## Problem to solve:
Transcribe each line below word for word.

+---+

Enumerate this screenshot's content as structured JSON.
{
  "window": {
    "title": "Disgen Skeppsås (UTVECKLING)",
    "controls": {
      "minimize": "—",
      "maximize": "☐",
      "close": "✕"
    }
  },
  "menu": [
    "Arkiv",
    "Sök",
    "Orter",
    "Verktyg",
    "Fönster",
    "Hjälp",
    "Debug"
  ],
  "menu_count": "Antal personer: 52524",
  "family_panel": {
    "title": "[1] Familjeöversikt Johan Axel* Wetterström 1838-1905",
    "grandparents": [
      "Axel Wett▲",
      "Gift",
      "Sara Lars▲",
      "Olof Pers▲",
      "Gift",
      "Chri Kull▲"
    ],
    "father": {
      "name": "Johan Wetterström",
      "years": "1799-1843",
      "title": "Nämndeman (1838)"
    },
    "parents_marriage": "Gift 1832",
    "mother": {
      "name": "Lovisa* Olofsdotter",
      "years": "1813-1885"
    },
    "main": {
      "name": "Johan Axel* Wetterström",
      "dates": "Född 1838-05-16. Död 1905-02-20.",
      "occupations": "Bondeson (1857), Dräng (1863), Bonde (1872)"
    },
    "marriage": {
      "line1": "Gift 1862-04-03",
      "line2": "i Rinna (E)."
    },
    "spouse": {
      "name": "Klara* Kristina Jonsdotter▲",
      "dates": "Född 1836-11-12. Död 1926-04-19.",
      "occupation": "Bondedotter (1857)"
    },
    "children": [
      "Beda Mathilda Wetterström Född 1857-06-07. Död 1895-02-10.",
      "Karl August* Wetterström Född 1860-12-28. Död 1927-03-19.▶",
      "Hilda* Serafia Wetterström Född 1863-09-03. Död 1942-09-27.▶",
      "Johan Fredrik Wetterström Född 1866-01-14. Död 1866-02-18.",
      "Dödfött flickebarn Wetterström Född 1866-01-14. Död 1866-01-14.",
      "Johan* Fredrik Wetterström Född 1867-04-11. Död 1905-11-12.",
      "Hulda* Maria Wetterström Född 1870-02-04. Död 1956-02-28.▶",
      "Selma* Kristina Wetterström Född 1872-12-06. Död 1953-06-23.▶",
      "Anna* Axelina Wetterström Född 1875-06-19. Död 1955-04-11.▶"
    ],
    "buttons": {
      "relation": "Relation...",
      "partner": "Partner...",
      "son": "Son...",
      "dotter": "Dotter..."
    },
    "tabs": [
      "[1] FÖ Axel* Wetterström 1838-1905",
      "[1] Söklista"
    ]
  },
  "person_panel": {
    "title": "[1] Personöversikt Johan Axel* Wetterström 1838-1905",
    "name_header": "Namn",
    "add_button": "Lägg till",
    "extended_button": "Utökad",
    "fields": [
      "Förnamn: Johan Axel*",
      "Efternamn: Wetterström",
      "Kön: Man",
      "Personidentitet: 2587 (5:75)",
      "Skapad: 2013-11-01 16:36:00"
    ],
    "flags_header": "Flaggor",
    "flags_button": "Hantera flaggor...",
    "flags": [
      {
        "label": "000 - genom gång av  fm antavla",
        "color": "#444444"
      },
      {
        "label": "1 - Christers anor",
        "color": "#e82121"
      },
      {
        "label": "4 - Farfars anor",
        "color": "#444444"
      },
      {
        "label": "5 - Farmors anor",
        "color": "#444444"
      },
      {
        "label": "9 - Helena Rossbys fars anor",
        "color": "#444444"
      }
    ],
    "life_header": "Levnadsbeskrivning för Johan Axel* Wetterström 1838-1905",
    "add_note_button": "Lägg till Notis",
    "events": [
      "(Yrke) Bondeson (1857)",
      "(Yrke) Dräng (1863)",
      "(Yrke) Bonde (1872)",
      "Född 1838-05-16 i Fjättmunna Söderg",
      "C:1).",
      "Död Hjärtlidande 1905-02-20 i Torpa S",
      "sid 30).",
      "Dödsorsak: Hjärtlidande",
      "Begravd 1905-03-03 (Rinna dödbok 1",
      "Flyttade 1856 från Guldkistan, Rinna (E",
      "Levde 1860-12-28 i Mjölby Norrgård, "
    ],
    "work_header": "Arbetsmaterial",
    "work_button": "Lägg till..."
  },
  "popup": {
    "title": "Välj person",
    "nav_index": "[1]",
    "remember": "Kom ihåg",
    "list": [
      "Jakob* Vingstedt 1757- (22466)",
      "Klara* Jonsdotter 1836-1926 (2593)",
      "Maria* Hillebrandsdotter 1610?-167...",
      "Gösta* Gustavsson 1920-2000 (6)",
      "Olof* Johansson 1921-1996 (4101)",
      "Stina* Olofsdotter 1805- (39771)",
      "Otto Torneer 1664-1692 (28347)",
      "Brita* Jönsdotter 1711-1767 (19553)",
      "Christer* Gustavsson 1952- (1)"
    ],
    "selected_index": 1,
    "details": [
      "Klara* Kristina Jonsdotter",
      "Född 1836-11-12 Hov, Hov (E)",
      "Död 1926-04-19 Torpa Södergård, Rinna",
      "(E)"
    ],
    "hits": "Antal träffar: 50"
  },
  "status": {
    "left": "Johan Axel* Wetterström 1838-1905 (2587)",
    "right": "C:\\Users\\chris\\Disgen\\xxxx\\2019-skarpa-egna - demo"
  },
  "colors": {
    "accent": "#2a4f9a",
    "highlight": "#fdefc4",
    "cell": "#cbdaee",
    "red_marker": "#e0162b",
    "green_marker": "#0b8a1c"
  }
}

+---+

## Task solution:
Enumerate this screenshot's content as structured JSON.
{
  "window": {
    "title": "Disgen Skeppsås (UTVECKLING)",
    "controls": {
      "minimize": "—",
      "maximize": "☐",
      "close": "✕"
    }
  },
  "menu": [
    "Arkiv",
    "Sök",
    "Orter",
    "Verktyg",
    "Fönster",
    "Hjälp",
    "Debug"
  ],
  "menu_count": "Antal personer: 52524",
  "family_panel": {
    "title": "[1] Familjeöversikt Johan Axel* Wetterström 1838-1905",
    "grandparents": [
      "Axel Wett▲",
      "Gift",
      "Sara Lars▲",
      "Olof Pers▲",
      "Gift",
      "Chri Kull▲"
    ],
    "father": {
      "name": "Johan Wetterström",
      "years": "1799-1843",
      "title": "Nämndeman (1838)"
    },
    "parents_marriage": "Gift 1832",
    "mother": {
      "name": "Lovisa* Olofsdotter",
      "years": "1813-1885"
    },
    "main": {
      "name": "Johan Axel* Wetterström",
      "dates": "Född 1838-05-16. Död 1905-02-20.",
      "occupations": "Bondeson (1857), Dräng (1863), Bonde (1872)"
    },
    "marriage": {
      "line1": "Gift 1862-04-03",
      "line2": "i Rinna (E)."
    },
    "spouse": {
      "name": "Klara* Kristina Jonsdotter▲",
      "dates": "Född 1836-11-12. Död 1926-04-19.",
      "occupation": "Bondedotter (1857)"
    },
    "children": [
      "Beda Mathilda Wetterström Född 1857-06-07. Död 1895-02-10.",
      "Karl August* Wetterström Född 1860-12-28. Död 1927-03-19.▶",
      "Hilda* Serafia Wetterström Född 1863-09-03. Död 1942-09-27.▶",
      "Johan Fredrik Wetterström Född 1866-01-14. Död 1866-02-18.",
      "Dödfött flickebarn Wetterström Född 1866-01-14. Död 1866-01-14.",
      "Johan* Fredrik Wetterström Född 1867-04-11. Död 1905-11-12.",
      "Hulda* Maria Wetterström Född 1870-02-04. Död 1956-02-28.▶",
      "Selma* Kristina Wetterström Född 1872-12-06. Död 1953-06-23.▶",
      "Anna* Axelina Wetterström Född 1875-06-19. Död 1955-04-11.▶"
    ],
    "buttons": {
      "relation": "Relation...",
      "partner": "Partner...",
      "son": "Son...",
      "dotter": "Dotter..."
    },
    "tabs": [
      "[1] FÖ Axel* Wetterström 1838-1905",
      "[1] Söklista"
    ]
  },
  "person_panel": {
    "title": "[1] Personöversikt Johan Axel* Wetterström 1838-1905",
    "name_header": "Namn",
    "add_button": "Lägg till",
    "extended_button": "Utökad",
    "fields": [
      "Förnamn: Johan Axel*",
      "Efternamn: Wetterström",
      "Kön: Man",
      "Personidentitet: 2587 (5:75)",
      "Skapad: 2013-11-01 16:36:00"
    ],
    "flags_header": "Flaggor",
    "flags_button": "Hantera flaggor...",
    "flags": [
      {
        "label": "000 - genom gång av  fm antavla",
        "color": "#444444"
      },
      {
        "label": "1 - Christers anor",
        "color": "#e82121"
      },
      {
        "label": "4 - Farfars anor",
        "color": "#444444"
      },
      {
        "label": "5 - Farmors anor",
        "color": "#444444"
      },
      {
        "label": "9 - Helena Rossbys fars anor",
        "color": "#444444"
      }
    ],
    "life_header": "Levnadsbeskrivning för Johan Axel* Wetterström 1838-1905",
    "add_note_button": "Lägg till Notis",
    "events": [
      "(Yrke) Bondeson (1857)",
      "(Yrke) Dräng (1863)",
      "(Yrke) Bonde (1872)",
      "Född 1838-05-16 i Fjättmunna Söderg",
      "C:1).",
      "Död Hjärtlidande 1905-02-20 i Torpa S",
      "sid 30).",
      "Dödsorsak: Hjärtlidande",
      "Begravd 1905-03-03 (Rinna dödbok 1",
      "Flyttade 1856 från Guldkistan, Rinna (E",
      "Levde 1860-12-28 i Mjölby Norrgård, "
    ],
    "work_header": "Arbetsmaterial",
    "work_button": "Lägg till..."
  },
  "popup": {
    "title": "Välj person",
    "nav_index": "[1]",
    "remember": "Kom ihåg",
    "list": [
      "Jakob* Vingstedt 1757- (22466)",
      "Klara* Jonsdotter 1836-1926 (2593)",
      "Maria* Hillebrandsdotter 1610?-167...",
      "Gösta* Gustavsson 1920-2000 (6)",
      "Olof* Johansson 1921-1996 (4101)",
      "Stina* Olofsdotter 1805- (39771)",
      "Otto Torneer 1664-1692 (28347)",
      "Brita* Jönsdotter 1711-1767 (19553)",
      "Christer* Gustavsson 1952- (1)"
    ],
    "selected_index": 1,
    "details": [
      "Klara* Kristina Jonsdotter",
      "Född 1836-11-12 Hov, Hov (E)",
      "Död 1926-04-19 Torpa Södergård, Rinna",
      "(E)"
    ],
    "hits": "Antal träffar: 50"
  },
  "status": {
    "left": "Johan Axel* Wetterström 1838-1905 (2587)",
    "right": "C:\\Users\\chris\\Disgen\\xxxx\\2019-skarpa-egna - demo"
  },
  "colors": {
    "accent": "#2a4f9a",
    "highlight": "#fdefc4",
    "cell": "#cbdaee",
    "red_marker": "#e0162b",
    "green_marker": "#0b8a1c"
  }
}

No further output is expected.